[Records excerpted from a collection]
━━━

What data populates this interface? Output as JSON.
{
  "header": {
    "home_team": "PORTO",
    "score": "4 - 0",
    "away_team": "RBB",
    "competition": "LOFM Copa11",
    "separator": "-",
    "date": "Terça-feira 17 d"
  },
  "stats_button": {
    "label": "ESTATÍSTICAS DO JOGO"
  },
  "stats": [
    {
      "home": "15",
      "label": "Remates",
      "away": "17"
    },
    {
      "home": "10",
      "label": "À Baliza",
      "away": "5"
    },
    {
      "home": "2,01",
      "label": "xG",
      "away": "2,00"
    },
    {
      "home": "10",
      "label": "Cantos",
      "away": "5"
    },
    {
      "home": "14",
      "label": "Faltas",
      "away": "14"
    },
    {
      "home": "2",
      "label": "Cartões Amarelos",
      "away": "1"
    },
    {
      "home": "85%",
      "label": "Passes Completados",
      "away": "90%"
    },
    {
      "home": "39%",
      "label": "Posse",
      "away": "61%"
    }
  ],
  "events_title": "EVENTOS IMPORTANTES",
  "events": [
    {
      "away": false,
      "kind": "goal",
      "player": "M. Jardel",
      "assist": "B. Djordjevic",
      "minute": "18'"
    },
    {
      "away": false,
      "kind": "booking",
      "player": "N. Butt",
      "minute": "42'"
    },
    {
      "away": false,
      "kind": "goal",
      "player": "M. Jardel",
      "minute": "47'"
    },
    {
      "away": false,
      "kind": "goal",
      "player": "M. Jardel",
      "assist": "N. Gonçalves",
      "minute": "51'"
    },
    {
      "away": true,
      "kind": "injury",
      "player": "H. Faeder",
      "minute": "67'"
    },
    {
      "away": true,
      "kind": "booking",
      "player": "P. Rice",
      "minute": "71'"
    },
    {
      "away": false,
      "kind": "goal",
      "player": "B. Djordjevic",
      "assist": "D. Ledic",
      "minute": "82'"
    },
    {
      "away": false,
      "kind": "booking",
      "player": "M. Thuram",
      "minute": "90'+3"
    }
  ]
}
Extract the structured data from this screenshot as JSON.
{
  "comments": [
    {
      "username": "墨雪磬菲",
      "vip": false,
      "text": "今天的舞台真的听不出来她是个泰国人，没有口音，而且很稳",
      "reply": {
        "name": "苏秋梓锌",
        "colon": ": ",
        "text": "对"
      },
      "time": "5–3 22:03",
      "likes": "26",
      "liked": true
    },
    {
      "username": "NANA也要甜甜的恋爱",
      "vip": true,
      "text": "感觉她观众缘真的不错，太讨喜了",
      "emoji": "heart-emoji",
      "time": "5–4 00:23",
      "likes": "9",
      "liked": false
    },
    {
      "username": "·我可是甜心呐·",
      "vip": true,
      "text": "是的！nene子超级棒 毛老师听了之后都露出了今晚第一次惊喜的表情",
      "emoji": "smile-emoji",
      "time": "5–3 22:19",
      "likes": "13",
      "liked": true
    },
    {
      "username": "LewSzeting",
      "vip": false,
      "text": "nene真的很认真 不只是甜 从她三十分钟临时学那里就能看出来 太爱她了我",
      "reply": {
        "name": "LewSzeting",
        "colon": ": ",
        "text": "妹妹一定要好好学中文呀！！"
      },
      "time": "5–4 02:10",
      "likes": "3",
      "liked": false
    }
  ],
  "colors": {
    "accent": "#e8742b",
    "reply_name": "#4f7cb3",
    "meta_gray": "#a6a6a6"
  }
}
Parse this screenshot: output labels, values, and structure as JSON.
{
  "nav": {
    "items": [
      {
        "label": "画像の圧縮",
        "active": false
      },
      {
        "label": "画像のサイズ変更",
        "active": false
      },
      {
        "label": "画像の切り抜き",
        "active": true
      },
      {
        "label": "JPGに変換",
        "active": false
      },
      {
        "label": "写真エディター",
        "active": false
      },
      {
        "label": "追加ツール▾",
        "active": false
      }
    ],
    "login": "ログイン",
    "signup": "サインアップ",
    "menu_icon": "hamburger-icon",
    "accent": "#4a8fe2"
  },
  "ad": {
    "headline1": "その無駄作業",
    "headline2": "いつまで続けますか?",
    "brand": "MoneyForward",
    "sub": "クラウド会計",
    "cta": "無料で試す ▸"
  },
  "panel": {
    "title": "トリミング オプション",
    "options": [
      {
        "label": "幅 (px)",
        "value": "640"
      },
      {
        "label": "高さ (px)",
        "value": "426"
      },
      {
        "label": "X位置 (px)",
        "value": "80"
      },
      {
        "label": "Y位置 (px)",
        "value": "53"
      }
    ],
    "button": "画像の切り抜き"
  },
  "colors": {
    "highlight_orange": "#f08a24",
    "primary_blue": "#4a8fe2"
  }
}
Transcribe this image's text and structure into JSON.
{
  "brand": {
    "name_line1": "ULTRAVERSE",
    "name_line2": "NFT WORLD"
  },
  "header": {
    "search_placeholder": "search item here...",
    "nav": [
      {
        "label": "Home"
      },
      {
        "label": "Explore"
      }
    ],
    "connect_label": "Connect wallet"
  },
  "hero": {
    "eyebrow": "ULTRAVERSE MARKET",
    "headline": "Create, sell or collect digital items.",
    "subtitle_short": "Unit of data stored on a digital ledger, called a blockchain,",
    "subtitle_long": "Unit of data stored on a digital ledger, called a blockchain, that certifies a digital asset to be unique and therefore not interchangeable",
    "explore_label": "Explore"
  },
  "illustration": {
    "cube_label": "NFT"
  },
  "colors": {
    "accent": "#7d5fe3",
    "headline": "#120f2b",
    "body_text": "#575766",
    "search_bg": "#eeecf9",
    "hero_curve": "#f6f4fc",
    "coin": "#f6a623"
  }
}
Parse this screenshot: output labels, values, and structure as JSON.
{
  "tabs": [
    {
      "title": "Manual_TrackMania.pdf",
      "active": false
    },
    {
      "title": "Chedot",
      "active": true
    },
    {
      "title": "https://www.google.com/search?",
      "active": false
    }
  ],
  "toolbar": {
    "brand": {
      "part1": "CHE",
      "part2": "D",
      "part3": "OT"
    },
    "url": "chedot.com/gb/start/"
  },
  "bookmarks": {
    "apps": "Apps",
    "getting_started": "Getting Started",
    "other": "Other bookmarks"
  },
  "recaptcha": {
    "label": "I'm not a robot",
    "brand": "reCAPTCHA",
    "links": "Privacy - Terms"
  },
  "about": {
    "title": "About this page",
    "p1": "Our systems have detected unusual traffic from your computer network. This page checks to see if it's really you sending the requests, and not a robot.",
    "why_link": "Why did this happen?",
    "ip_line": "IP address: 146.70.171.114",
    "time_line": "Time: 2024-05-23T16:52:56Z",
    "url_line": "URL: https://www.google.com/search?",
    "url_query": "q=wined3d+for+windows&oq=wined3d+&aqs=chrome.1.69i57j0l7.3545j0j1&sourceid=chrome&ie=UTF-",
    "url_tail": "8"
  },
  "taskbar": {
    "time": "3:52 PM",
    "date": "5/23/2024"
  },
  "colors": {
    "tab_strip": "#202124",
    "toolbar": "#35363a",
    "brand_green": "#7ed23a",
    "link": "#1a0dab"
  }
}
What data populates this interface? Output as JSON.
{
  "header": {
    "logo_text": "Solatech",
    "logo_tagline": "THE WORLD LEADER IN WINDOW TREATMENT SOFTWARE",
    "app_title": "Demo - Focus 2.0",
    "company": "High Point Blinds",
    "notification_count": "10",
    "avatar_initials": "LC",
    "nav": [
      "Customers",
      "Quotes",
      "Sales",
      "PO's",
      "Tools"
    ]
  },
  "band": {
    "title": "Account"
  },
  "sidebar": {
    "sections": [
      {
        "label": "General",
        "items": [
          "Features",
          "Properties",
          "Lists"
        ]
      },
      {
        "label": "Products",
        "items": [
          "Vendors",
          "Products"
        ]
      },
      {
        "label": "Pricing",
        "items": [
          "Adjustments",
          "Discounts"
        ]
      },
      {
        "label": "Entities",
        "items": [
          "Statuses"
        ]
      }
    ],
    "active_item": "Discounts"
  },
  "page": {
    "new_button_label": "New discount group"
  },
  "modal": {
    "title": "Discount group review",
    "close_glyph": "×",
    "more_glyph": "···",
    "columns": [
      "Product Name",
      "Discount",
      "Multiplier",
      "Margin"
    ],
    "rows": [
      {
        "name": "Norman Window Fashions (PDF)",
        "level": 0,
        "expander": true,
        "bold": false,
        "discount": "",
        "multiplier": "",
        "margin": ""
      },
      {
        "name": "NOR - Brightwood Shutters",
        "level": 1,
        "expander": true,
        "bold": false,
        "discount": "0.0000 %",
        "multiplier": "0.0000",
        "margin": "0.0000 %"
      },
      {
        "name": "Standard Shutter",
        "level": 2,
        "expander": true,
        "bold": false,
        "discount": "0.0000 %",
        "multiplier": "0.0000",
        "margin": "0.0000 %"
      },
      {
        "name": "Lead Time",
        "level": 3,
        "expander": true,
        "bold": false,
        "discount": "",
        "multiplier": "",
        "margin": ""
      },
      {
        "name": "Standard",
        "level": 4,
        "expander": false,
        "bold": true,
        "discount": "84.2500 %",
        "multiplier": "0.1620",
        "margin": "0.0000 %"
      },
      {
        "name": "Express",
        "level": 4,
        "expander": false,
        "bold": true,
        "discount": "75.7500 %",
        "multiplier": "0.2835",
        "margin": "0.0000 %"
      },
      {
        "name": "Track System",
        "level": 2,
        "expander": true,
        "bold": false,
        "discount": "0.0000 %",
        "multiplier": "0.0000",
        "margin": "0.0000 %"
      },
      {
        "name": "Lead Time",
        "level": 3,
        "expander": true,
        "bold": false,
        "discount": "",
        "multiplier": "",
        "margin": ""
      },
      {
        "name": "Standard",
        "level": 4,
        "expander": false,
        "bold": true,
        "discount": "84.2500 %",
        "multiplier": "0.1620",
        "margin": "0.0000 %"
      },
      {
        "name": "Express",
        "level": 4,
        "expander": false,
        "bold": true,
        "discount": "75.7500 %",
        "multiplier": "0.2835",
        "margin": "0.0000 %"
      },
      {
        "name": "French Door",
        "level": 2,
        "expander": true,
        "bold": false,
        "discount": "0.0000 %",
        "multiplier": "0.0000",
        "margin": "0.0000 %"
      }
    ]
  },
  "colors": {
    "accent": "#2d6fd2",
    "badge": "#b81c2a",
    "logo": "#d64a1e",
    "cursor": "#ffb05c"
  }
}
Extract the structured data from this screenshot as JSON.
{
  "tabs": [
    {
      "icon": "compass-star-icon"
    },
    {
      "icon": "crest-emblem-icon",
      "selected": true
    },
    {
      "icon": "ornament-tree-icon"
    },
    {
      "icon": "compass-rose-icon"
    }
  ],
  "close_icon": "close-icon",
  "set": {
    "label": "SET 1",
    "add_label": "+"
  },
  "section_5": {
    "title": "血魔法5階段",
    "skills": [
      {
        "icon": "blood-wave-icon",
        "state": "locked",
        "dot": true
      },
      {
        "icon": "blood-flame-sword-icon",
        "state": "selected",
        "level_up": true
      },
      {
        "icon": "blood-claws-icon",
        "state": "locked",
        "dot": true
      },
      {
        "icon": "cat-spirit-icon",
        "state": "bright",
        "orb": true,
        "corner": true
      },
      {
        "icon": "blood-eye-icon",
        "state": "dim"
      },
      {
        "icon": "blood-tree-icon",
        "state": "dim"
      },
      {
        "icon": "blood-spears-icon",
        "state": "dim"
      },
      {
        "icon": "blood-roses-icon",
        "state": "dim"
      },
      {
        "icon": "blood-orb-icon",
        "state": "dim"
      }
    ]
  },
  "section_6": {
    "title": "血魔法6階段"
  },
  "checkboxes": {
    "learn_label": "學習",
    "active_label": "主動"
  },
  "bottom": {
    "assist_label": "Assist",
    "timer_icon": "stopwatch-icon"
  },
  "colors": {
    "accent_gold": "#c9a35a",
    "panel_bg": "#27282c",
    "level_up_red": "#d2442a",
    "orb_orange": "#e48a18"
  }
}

━━━

-- WORK TO DO --
Using the material above, state how many lines include the string "Explore". Answer with a single number.

-- SOLUTION FOR THIS TASK --
2